Across the entries below, how many lines contain the word "marker"? Give the number alone.
○ ○ ○
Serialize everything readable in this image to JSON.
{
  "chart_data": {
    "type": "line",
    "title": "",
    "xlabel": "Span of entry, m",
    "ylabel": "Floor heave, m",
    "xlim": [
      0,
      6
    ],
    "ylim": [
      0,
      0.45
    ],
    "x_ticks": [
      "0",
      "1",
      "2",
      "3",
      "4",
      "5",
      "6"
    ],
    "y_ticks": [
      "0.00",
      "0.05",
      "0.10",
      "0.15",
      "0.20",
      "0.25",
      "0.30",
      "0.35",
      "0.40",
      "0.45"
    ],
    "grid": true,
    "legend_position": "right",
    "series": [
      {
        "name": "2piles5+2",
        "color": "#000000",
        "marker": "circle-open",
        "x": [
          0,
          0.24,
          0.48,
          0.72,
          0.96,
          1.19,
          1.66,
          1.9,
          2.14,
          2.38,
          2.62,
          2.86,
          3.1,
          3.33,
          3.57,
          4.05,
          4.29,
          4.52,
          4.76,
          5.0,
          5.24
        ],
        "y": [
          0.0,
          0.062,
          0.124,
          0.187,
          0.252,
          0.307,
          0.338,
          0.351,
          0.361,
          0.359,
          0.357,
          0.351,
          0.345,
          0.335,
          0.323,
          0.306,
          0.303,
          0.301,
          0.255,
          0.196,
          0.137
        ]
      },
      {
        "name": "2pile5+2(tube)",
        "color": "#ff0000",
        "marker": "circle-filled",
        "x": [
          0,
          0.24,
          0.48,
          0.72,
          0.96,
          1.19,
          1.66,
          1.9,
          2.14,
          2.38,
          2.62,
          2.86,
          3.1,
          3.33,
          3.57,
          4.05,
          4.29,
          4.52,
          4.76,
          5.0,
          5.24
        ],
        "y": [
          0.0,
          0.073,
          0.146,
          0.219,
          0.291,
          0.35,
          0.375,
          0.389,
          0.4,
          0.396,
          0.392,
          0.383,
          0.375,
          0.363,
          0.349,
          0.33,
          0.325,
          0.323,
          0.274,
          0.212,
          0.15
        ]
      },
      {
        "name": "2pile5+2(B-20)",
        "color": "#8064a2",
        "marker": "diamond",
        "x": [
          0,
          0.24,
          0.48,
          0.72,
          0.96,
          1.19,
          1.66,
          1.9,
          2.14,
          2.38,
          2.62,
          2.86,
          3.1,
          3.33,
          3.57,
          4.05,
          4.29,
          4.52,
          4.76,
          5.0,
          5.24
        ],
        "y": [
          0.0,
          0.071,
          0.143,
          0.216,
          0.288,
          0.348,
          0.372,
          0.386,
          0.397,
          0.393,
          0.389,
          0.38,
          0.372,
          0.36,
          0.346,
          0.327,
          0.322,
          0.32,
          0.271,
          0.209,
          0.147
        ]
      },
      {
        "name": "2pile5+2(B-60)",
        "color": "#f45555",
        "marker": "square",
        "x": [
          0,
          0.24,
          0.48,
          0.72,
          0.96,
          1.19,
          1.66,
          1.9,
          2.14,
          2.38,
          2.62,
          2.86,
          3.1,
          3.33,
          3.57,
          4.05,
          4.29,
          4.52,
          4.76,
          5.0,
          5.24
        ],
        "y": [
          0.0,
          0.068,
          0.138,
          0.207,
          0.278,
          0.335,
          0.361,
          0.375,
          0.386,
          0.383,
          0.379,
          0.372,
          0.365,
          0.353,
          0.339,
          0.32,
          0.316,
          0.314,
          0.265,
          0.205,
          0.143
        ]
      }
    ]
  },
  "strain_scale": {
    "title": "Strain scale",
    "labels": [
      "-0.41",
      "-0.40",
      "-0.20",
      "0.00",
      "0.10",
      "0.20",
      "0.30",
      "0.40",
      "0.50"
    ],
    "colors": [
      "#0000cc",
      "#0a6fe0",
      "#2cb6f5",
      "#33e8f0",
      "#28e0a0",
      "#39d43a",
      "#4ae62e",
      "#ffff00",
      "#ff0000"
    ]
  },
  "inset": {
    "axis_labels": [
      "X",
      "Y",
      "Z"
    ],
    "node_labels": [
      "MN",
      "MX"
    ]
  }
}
○ ○ ○
- The result -
4